SET TASK 1:
Answer from the Iowa Brass text:
(a) On what date did the band change its name to Iowa Brass?
(b) Where did the band place at its first NABBA Championship in April 1986?
(c) In 2018, to which town did the band relocate?
SET TASK 2: Reproduce verbatim the part of the Iowa Brass text starting at "The 35-member band" and ending at "to outdoor parks.".

TEXT SHOWN:
:::

Iowa Brass was formerly known as the Eastern Iowa Brass Band (EIBB), changing its name to Iowa Brass on June 17, 2021.

Iowa Brass is an amateur band which primarily performs brass band literature in the style and tradition of the British brass bands which date back to the early nineteenth century and continues today.  Iowa Brass also covers contemporary ensemble pieces, ranging from Broadway works, swing, New Orleans jazz and even Pat Metheny.

Founded in 1985, Iowa Brass is the only band of its kind in the state of Iowa. Iowa Brass plays in concert to audiences throughout the midwest. As an amateur band, members are drawn together from a variety of backgrounds in dedication to achieving excellence in the brass band musical tradition.

History of the band 

Iowa Brass, originally called The Eastern Iowa Brass Band, grew from a brass ensemble that was part of the City Band in Mt. Vernon, Iowa in 1985 after Don Stine, director of the city band, attended a seminar on the growing brass band movement in the United States. Regular rehearsals began soon thereafter, and the band competed in its first North American Brass Band Association (NABBA) Championship in April 1986 where they placed second in their class. The strong showing at such a prestigious competition prompted the founders to incorporate and formed the foundation for what is now one of the most prominent amateur brass bands in the country and the sole year-round British-style brass band in the state of Iowa.
2016 marked the 30th anniversary of the band. In celebration of this milestone, The band toured the upper Midwest over the summer, playing for and with other brass bands in Minnesota, Wisconsin, Illinois and Iowa. In 2018, the band entered into a new community relationship, relocating to dedicated facilities in Solon, Iowa after a 32 year run in Mt Vernon.

Directors 
1985-1986 Kurt Claussen
1986-1989 Steve Wright
1989-1991 Dr. Alan Stang
1991-2001 John W. de Salme
2001-2002 Thomas L. Nelson
2003-2003 Don Stine
2003-2007 Earle Dickinson
2007-2010 Casey Thomas
2010-2011 Joshua Thompson
2011-2013 Kate Wohlman
2013 Paul Waech
2013- present Alex Beamer

The Music 
British band instrumentation features horns which are conical in design, producing a mellow, rich sound that is both dynamic and colorful. EIBB conforms to the unique British band style, characteristically limiting its instrumentation to brass, including cornets, flugelhorn, tenor horns, euphoniums, baritones, trombones, and tubas, as well as percussion. 
The 35-member band performs from a repertoire which features original works for brass band, as well as arrangements of well known orchestral and wind band literature. In addition, featured soloists are frequently used in concert programs which also include marches, medleys, hymn tune arrangements, folk songs, American patriotic offerings, Broadway showtunes, and novelty features. The majority of the band's concert schedule takes place during the summer months for community celebrations, civic events, and countless special festivals. They have performed in a variety of settings, from ornate concert halls to outdoor parks.

:::

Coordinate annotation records
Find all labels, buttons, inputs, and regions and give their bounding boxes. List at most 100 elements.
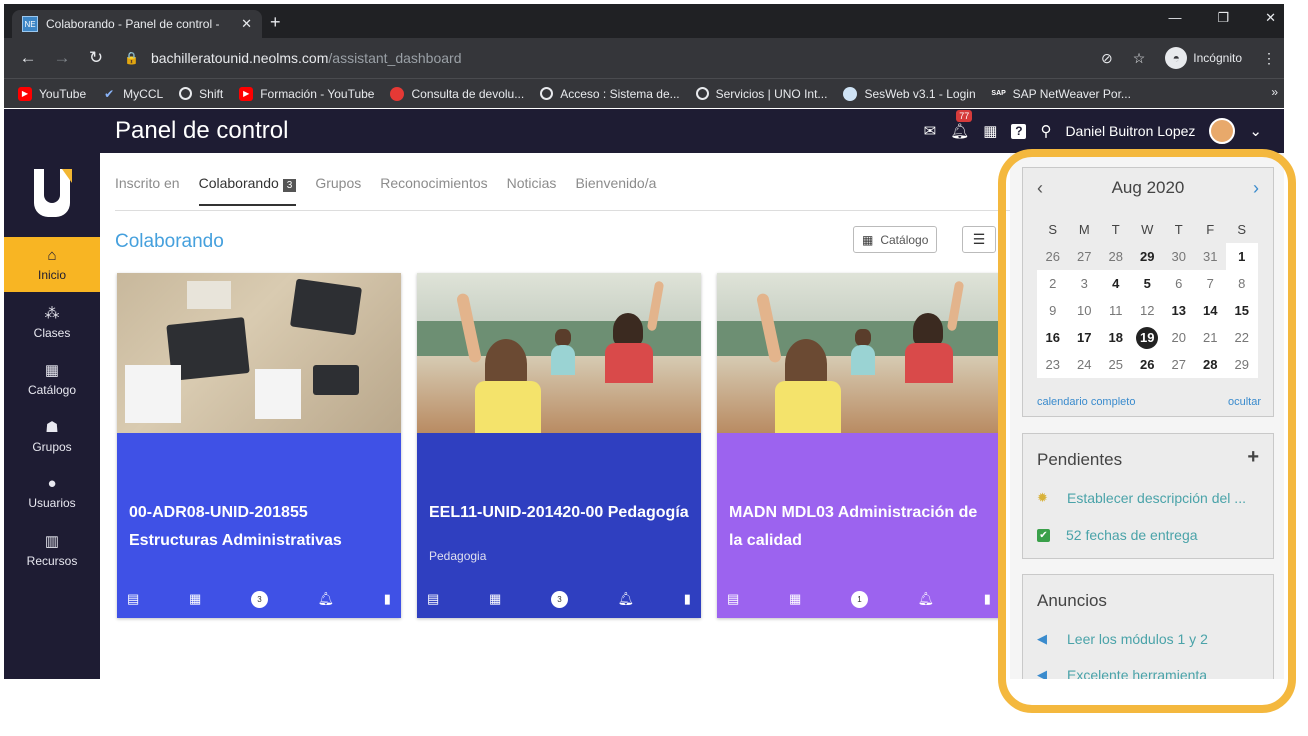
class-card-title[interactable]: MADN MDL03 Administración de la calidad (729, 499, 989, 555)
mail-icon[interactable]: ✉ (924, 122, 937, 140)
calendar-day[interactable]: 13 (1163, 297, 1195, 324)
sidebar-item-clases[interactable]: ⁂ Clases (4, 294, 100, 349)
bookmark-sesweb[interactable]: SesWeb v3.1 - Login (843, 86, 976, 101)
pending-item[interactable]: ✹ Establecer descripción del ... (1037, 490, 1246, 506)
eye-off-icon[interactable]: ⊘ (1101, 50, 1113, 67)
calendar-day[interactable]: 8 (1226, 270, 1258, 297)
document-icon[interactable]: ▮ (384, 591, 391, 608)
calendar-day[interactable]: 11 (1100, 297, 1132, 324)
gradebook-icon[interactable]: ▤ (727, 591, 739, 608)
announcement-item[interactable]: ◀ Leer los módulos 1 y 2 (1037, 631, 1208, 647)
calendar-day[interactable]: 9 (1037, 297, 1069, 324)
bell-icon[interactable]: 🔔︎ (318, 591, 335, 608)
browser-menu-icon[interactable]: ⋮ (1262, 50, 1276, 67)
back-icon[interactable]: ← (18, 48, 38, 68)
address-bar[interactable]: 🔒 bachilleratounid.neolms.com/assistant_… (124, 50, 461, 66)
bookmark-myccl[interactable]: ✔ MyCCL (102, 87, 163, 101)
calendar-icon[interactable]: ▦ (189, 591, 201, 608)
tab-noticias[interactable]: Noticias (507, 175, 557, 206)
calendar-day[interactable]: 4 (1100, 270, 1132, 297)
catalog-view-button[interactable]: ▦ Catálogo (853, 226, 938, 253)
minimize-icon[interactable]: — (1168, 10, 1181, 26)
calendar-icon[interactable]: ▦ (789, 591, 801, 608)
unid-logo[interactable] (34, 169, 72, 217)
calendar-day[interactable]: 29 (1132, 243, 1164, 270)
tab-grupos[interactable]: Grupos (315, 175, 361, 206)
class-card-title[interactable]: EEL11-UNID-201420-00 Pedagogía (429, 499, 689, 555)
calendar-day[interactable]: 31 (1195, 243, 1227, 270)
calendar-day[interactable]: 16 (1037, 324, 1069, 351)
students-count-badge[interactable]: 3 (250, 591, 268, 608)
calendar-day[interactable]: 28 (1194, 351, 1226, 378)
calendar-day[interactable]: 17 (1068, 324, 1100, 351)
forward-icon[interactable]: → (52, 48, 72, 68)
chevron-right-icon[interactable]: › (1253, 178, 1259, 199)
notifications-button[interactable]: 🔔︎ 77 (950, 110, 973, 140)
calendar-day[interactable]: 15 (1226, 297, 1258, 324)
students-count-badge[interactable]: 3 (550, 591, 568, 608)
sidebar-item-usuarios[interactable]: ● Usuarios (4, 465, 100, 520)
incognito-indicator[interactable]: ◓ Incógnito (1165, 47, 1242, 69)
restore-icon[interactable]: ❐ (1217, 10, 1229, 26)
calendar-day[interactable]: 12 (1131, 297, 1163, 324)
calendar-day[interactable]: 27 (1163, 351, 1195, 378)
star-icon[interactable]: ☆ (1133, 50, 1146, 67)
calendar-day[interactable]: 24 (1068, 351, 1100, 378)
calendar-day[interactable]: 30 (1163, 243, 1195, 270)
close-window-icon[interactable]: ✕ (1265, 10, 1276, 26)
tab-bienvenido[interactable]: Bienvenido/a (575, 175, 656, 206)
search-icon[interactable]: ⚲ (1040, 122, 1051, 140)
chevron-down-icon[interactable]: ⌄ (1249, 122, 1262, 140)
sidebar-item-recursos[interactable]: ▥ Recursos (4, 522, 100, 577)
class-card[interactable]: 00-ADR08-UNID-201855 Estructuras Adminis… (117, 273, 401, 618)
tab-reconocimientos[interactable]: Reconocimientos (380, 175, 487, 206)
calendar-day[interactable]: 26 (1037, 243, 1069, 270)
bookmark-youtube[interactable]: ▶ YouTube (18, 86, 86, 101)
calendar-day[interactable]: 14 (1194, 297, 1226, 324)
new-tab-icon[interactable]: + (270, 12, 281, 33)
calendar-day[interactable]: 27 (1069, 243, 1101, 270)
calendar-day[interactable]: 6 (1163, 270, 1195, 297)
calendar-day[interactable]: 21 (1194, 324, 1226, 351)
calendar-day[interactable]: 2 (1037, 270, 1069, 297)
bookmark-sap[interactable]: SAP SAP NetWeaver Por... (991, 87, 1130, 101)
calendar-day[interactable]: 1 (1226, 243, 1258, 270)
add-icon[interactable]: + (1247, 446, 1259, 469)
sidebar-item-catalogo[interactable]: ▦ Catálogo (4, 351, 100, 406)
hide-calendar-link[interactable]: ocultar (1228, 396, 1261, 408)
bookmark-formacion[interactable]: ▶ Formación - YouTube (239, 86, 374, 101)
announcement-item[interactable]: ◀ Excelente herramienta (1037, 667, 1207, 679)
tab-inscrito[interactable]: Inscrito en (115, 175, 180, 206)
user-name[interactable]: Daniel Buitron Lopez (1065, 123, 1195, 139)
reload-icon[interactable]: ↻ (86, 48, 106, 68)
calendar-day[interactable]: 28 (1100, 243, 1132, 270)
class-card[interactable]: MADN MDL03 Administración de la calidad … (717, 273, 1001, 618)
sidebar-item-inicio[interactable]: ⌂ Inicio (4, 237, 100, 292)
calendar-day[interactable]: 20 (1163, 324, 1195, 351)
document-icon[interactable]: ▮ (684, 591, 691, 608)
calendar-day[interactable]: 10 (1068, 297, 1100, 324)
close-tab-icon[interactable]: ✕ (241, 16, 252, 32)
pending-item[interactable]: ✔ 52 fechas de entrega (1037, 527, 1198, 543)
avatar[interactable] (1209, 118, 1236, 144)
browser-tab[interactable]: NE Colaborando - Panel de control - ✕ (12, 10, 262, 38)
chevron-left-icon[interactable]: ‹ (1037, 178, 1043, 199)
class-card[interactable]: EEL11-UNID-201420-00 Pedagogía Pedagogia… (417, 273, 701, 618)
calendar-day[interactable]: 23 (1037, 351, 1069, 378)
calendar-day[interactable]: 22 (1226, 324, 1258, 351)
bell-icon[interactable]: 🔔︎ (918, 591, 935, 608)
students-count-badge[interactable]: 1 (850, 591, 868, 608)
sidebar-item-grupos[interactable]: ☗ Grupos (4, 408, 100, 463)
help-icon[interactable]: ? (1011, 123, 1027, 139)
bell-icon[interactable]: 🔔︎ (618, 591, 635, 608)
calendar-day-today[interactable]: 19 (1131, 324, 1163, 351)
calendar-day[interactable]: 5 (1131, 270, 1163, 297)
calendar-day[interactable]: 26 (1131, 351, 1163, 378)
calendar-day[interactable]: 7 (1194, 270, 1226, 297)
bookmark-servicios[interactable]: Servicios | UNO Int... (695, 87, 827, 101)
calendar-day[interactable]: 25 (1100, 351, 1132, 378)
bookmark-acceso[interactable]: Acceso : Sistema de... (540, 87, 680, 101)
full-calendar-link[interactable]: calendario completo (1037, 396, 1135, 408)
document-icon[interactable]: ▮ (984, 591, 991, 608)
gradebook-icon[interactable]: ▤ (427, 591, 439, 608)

:::

WORKED ANSWER 1:
(a) June 17, 2021
(b) Second in their class
(c) Solon, Iowa

WORKED ANSWER 2:
The 35-member band performs from a repertoire which features original works for brass band, as well as arrangements of well known orchestral and wind band literature. In addition, featured soloists are frequently used in concert programs which also include marches, medleys, hymn tune arrangements, folk songs, American patriotic offerings, Broadway showtunes, and novelty features. The majority of the band's concert schedule takes place during the summer months for community celebrations, civic events, and countless special festivals. They have performed in a variety of settings, from ornate concert halls to outdoor parks.